-------- Entries shown --------

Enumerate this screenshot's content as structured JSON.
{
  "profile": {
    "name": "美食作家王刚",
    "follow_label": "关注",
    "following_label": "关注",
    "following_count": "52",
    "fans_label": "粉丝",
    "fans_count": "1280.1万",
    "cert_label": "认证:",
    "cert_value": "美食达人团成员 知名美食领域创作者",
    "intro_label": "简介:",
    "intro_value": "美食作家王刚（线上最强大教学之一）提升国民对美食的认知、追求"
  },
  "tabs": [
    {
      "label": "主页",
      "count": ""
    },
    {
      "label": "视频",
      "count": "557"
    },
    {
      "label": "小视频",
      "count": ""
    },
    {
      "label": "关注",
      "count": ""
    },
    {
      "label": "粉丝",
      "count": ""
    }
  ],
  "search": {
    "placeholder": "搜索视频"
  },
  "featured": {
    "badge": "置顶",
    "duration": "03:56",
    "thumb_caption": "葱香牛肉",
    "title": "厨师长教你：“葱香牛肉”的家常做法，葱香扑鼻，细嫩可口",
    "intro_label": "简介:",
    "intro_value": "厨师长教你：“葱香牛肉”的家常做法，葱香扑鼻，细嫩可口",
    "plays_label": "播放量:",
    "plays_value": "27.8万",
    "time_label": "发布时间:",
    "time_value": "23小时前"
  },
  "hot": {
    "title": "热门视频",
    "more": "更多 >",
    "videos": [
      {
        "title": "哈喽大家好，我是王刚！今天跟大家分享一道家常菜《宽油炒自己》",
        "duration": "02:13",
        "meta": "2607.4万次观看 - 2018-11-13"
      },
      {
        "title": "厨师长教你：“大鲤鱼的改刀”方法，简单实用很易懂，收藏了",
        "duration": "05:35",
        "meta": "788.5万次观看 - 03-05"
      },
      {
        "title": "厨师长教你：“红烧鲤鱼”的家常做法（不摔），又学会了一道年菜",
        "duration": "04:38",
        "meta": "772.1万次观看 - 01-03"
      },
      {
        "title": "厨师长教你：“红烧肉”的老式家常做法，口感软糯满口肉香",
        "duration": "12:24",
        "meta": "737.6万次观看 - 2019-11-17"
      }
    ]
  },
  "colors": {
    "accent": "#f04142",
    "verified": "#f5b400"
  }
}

--------

Directions:
Copy all the entries verbatim.

Final result:
Enumerate this screenshot's content as structured JSON.
{
  "profile": {
    "name": "美食作家王刚",
    "follow_label": "关注",
    "following_label": "关注",
    "following_count": "52",
    "fans_label": "粉丝",
    "fans_count": "1280.1万",
    "cert_label": "认证:",
    "cert_value": "美食达人团成员 知名美食领域创作者",
    "intro_label": "简介:",
    "intro_value": "美食作家王刚（线上最强大教学之一）提升国民对美食的认知、追求"
  },
  "tabs": [
    {
      "label": "主页",
      "count": ""
    },
    {
      "label": "视频",
      "count": "557"
    },
    {
      "label": "小视频",
      "count": ""
    },
    {
      "label": "关注",
      "count": ""
    },
    {
      "label": "粉丝",
      "count": ""
    }
  ],
  "search": {
    "placeholder": "搜索视频"
  },
  "featured": {
    "badge": "置顶",
    "duration": "03:56",
    "thumb_caption": "葱香牛肉",
    "title": "厨师长教你：“葱香牛肉”的家常做法，葱香扑鼻，细嫩可口",
    "intro_label": "简介:",
    "intro_value": "厨师长教你：“葱香牛肉”的家常做法，葱香扑鼻，细嫩可口",
    "plays_label": "播放量:",
    "plays_value": "27.8万",
    "time_label": "发布时间:",
    "time_value": "23小时前"
  },
  "hot": {
    "title": "热门视频",
    "more": "更多 >",
    "videos": [
      {
        "title": "哈喽大家好，我是王刚！今天跟大家分享一道家常菜《宽油炒自己》",
        "duration": "02:13",
        "meta": "2607.4万次观看 - 2018-11-13"
      },
      {
        "title": "厨师长教你：“大鲤鱼的改刀”方法，简单实用很易懂，收藏了",
        "duration": "05:35",
        "meta": "788.5万次观看 - 03-05"
      },
      {
        "title": "厨师长教你：“红烧鲤鱼”的家常做法（不摔），又学会了一道年菜",
        "duration": "04:38",
        "meta": "772.1万次观看 - 01-03"
      },
      {
        "title": "厨师长教你：“红烧肉”的老式家常做法，口感软糯满口肉香",
        "duration": "12:24",
        "meta": "737.6万次观看 - 2019-11-17"
      }
    ]
  },
  "colors": {
    "accent": "#f04142",
    "verified": "#f5b400"
  }
}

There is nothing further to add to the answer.